However many lines the data holds, transcribe them all exactly.

[Source data]
^^^^
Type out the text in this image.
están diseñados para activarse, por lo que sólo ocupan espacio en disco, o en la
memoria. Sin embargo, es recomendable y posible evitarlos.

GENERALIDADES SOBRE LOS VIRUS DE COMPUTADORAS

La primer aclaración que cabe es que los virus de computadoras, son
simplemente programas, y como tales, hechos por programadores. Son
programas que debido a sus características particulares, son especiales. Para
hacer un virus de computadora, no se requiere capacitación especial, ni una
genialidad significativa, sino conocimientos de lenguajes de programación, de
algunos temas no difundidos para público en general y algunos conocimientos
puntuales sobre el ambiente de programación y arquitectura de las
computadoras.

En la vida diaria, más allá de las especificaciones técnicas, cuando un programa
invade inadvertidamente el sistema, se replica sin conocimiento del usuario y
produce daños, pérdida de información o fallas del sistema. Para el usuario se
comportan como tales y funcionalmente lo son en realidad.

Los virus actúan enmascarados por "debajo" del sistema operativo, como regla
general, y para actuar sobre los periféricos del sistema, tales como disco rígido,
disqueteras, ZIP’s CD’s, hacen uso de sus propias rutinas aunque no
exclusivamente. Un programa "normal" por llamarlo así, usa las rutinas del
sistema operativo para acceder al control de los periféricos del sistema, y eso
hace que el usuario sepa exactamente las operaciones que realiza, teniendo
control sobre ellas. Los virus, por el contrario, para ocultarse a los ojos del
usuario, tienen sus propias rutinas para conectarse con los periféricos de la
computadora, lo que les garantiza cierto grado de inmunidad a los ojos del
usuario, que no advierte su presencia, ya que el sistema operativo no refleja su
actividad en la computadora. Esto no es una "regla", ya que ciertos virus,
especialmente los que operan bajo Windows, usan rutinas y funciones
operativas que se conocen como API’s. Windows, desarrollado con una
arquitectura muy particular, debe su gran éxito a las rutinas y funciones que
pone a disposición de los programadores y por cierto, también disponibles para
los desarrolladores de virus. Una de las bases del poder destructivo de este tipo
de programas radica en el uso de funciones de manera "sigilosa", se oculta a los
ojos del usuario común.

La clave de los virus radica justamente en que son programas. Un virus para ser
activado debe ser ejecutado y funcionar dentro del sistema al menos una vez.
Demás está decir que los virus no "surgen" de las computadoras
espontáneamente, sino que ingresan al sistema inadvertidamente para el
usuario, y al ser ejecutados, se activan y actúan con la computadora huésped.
^^^^
> Answer section
Type out the text in this image.
están diseñados para activarse, por lo que sólo ocupan espacio en disco, o en la
memoria. Sin embargo, es recomendable y posible evitarlos.

GENERALIDADES SOBRE LOS VIRUS DE COMPUTADORAS

La primer aclaración que cabe es que los virus de computadoras, son
simplemente programas, y como tales, hechos por programadores. Son
programas que debido a sus características particulares, son especiales. Para
hacer un virus de computadora, no se requiere capacitación especial, ni una
genialidad significativa, sino conocimientos de lenguajes de programación, de
algunos temas no difundidos para público en general y algunos conocimientos
puntuales sobre el ambiente de programación y arquitectura de las
computadoras.

En la vida diaria, más allá de las especificaciones técnicas, cuando un programa
invade inadvertidamente el sistema, se replica sin conocimiento del usuario y
produce daños, pérdida de información o fallas del sistema. Para el usuario se
comportan como tales y funcionalmente lo son en realidad.

Los virus actúan enmascarados por "debajo" del sistema operativo, como regla
general, y para actuar sobre los periféricos del sistema, tales como disco rígido,
disqueteras, ZIP’s CD’s, hacen uso de sus propias rutinas aunque no
exclusivamente. Un programa "normal" por llamarlo así, usa las rutinas del
sistema operativo para acceder al control de los periféricos del sistema, y eso
hace que el usuario sepa exactamente las operaciones que realiza, teniendo
control sobre ellas. Los virus, por el contrario, para ocultarse a los ojos del
usuario, tienen sus propias rutinas para conectarse con los periféricos de la
computadora, lo que les garantiza cierto grado de inmunidad a los ojos del
usuario, que no advierte su presencia, ya que el sistema operativo no refleja su
actividad en la computadora. Esto no es una "regla", ya que ciertos virus,
especialmente los que operan bajo Windows, usan rutinas y funciones
operativas que se conocen como API’s. Windows, desarrollado con una
arquitectura muy particular, debe su gran éxito a las rutinas y funciones que
pone a disposición de los programadores y por cierto, también disponibles para
los desarrolladores de virus. Una de las bases del poder destructivo de este tipo
de programas radica en el uso de funciones de manera "sigilosa", se oculta a los
ojos del usuario común.

La clave de los virus radica justamente en que son programas. Un virus para ser
activado debe ser ejecutado y funcionar dentro del sistema al menos una vez.
Demás está decir que los virus no "surgen" de las computadoras
espontáneamente, sino que ingresan al sistema inadvertidamente para el
usuario, y al ser ejecutados, se activan y actúan con la computadora huésped.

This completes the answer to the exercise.